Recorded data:
▶
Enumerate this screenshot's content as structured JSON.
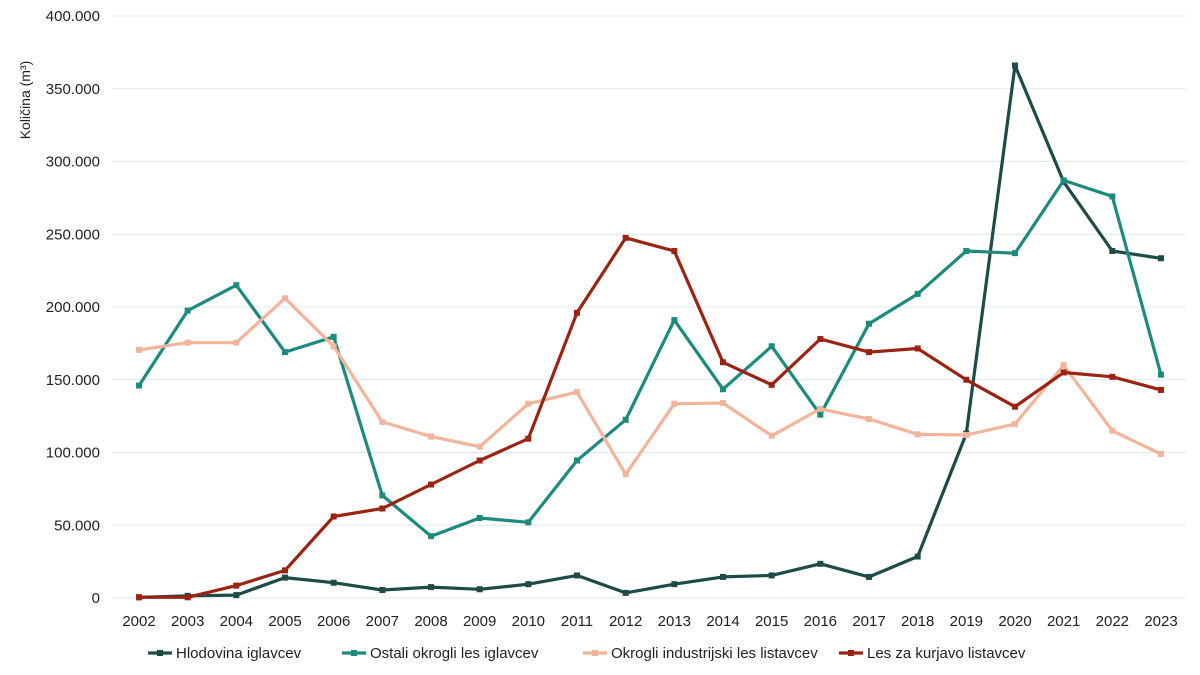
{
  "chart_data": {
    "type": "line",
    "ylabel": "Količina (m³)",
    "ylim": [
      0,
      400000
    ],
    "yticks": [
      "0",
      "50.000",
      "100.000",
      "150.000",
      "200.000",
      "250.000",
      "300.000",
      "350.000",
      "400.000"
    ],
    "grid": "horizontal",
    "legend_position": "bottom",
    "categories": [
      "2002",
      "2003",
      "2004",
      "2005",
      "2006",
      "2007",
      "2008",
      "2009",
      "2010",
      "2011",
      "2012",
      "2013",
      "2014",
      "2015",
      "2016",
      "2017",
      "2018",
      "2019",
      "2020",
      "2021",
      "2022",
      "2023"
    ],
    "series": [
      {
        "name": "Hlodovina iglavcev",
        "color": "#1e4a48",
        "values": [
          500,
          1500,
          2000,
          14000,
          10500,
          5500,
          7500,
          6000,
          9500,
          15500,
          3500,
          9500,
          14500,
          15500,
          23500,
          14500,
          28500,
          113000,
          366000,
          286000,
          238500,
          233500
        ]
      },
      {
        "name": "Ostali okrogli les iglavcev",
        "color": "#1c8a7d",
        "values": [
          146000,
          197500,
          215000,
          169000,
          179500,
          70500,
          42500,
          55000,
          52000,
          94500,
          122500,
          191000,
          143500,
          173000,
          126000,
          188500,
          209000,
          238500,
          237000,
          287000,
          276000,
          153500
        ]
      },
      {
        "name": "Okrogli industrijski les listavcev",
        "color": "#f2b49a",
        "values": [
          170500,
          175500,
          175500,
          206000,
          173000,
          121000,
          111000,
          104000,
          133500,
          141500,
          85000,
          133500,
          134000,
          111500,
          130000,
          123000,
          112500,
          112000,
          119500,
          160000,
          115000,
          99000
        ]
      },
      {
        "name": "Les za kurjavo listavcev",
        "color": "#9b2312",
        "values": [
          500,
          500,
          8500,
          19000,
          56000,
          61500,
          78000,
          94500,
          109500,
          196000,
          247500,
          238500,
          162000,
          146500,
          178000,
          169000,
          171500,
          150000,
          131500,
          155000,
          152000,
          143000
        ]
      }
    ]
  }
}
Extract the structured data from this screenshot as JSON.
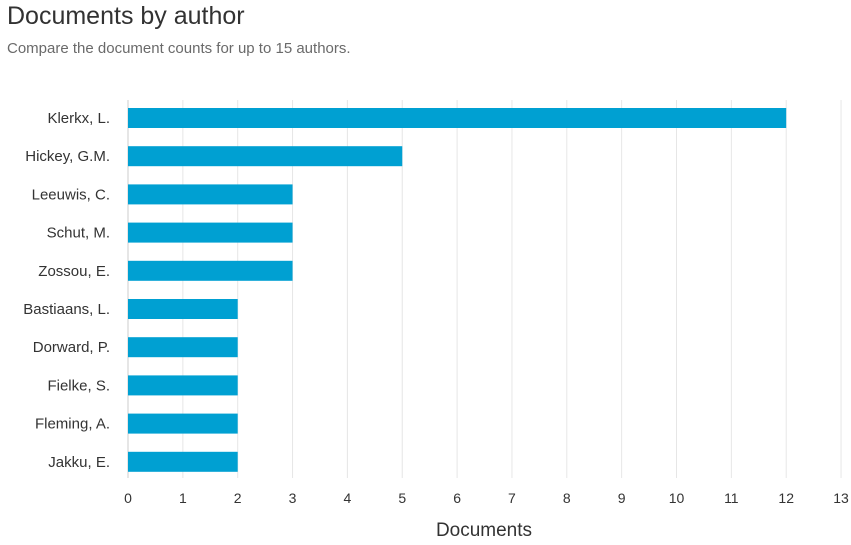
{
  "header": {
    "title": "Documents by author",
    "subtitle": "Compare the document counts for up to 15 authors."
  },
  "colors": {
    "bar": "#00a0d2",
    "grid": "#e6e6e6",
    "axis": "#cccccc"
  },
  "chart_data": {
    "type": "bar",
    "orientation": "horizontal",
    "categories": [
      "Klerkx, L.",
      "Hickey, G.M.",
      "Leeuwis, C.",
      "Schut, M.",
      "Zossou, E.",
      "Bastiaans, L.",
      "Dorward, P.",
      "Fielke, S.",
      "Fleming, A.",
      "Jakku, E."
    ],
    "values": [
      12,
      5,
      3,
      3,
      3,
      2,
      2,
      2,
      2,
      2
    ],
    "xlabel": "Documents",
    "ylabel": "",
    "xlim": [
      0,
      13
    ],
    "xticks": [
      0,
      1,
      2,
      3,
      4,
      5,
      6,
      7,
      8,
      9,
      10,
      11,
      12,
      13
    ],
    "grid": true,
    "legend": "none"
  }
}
◀
Task statement: Using the material above, gather every line that includes "structured".

The reply:
Enumerate this screenshot's content as structured JSON.
Extract the structured data from this screenshot as JSON.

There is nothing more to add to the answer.